Texto mostrado:
━━━━━━━━━━━━━━━━
En ese pozo infect... digo, en ese pozo de sabiduría que es internet encontré varias webs que hablaban del tema. Se me llenó la cabeza de porcentajes, desniveles y muchos otros datos que no sabía por dónde coger, y ya me veía como el prota de Una mente maravillosa, sacando la pizarra antes de una subida y echando cuentas para ver cómo tenía que afrontarla. Hasta que encontré un sitio en el que lo explicaban para gente normal que no tiene un máster en física complicada por la Universidad de Mascachuches. La idea es que, si comienzas a subir dando más saltitos verticales que corriendo desplazándote en horizontal, estás haciendo el canelo (esto último es de cosecha propia). En ese punto es cuando correr no compensa, y el gasto energético es superior a la ventaja que puedes sacar corriendo. Fácil, ¿no? No sé si la ciencia avalará esta afirmación, pero a mí me vale como guía.
━━━━━━━━━━━━━━━━
Material de estudio:
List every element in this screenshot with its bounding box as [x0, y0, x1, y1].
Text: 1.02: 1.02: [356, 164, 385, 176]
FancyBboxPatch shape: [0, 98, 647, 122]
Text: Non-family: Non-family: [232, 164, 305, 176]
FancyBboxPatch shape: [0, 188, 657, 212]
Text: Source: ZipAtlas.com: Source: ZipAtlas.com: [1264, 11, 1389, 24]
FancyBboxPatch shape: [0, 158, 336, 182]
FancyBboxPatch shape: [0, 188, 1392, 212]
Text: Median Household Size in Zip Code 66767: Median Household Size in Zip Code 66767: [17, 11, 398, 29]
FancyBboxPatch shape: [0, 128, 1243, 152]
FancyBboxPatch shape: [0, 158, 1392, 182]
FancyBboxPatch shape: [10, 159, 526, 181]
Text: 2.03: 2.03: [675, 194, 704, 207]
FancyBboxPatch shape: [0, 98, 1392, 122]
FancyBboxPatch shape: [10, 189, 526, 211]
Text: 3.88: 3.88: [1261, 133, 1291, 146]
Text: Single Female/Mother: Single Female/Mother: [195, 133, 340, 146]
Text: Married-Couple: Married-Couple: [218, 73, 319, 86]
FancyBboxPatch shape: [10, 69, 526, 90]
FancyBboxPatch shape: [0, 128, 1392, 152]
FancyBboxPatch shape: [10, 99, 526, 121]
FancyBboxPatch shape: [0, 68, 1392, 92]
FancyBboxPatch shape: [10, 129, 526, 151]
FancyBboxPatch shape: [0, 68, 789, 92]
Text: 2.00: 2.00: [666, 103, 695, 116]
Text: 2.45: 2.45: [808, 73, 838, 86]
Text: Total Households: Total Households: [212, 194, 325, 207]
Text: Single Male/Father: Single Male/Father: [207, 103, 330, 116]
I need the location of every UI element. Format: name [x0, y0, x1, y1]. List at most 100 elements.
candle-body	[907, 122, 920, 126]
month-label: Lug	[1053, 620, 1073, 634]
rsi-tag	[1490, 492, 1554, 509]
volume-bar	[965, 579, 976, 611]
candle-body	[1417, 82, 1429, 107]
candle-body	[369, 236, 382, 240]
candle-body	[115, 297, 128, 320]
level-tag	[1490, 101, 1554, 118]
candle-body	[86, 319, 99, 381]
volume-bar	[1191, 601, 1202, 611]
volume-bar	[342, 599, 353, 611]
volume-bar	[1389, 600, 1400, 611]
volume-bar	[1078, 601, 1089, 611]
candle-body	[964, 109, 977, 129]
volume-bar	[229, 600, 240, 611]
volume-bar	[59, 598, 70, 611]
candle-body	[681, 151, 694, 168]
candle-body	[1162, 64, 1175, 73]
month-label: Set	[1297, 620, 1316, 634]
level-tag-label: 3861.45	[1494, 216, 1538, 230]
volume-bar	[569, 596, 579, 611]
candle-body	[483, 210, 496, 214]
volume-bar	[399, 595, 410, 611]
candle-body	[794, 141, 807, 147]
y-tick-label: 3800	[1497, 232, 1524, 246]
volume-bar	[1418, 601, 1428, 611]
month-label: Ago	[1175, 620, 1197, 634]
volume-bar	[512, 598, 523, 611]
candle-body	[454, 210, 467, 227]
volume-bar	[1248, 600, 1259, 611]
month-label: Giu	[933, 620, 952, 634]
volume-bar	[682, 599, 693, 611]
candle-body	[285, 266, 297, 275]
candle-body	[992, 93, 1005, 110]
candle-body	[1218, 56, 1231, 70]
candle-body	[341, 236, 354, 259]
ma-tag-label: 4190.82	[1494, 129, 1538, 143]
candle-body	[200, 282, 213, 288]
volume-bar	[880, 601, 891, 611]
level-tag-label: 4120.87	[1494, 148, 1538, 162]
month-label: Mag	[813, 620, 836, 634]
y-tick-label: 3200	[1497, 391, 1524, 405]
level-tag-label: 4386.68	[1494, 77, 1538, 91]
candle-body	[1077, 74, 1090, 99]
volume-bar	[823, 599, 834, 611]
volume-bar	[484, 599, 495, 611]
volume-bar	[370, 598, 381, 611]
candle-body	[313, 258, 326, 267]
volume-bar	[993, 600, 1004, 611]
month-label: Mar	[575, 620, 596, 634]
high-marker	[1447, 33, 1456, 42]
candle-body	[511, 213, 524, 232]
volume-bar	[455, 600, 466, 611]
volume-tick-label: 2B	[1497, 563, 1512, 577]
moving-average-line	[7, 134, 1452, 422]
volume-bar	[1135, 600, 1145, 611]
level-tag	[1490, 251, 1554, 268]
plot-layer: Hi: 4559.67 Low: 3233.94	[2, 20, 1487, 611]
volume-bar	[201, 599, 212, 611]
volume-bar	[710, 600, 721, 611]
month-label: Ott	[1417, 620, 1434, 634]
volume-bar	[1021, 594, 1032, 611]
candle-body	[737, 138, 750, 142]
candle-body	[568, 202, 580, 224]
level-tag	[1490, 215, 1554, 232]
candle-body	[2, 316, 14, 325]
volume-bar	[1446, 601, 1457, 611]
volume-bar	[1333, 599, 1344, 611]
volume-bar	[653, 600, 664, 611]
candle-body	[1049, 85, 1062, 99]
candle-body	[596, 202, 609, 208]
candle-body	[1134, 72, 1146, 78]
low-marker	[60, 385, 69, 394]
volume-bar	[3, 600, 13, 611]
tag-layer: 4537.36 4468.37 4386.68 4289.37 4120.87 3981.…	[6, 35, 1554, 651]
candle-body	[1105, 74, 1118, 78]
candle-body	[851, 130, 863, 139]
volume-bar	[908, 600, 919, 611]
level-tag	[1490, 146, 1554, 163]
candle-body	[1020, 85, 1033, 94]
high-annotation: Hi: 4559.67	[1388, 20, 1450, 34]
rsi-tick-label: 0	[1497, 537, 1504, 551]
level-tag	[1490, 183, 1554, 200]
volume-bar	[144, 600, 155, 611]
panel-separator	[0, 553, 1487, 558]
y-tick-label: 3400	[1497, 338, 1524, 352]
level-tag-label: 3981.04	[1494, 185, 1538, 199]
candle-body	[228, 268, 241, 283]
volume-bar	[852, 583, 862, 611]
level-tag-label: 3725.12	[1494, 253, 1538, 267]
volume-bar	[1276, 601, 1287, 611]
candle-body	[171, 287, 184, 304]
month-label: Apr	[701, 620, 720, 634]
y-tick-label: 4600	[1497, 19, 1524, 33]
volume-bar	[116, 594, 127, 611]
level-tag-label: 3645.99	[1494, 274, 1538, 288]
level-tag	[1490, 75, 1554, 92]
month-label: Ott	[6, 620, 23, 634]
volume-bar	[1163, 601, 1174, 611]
━━━━━━━━━━━━━━━━
Comprueba tu comprensión:
1 - Enumera los gerundios distintos del texto mostrado, cada uno una sola vez y en el orden en que aparecen por primera vez.
2 - Prolonga el texto sobre cuándo compensa correr en una subida a partir de su última frase.
Los registros no intervienen en nada de esto.

Respuestas por tarea:
1 - sacando, echando, dando, corriendo, desplazándote, haciendo

2 -
Pues dicho esto, vamos al lío, que yo sé que lo que os gusta es verme sufrir y no que os cuente mis películas.

Los primeros kilómetros fueron muy bien. La mañana no estaba especialmente calurosa, y unas pocas nubes se encargaban de tapar el sol. Afronté las primeras rampas duras con ganas, pero en cuanto vi que empezaba con los «saltitos» dejé de correr y me puse a caminar. A caminar rápido, se entiende, no de paseo. Después de unas cuantas subidas así vi que estaba mucho más entero que otras veces, y el ritmo de carrera no aumentaba tanto como se podía suponer. Es más, al final de la tirada acabé haciendo solo diez segundos más por kilómetros que en otras ocasiones, lo que no es significativo (al menos para mí).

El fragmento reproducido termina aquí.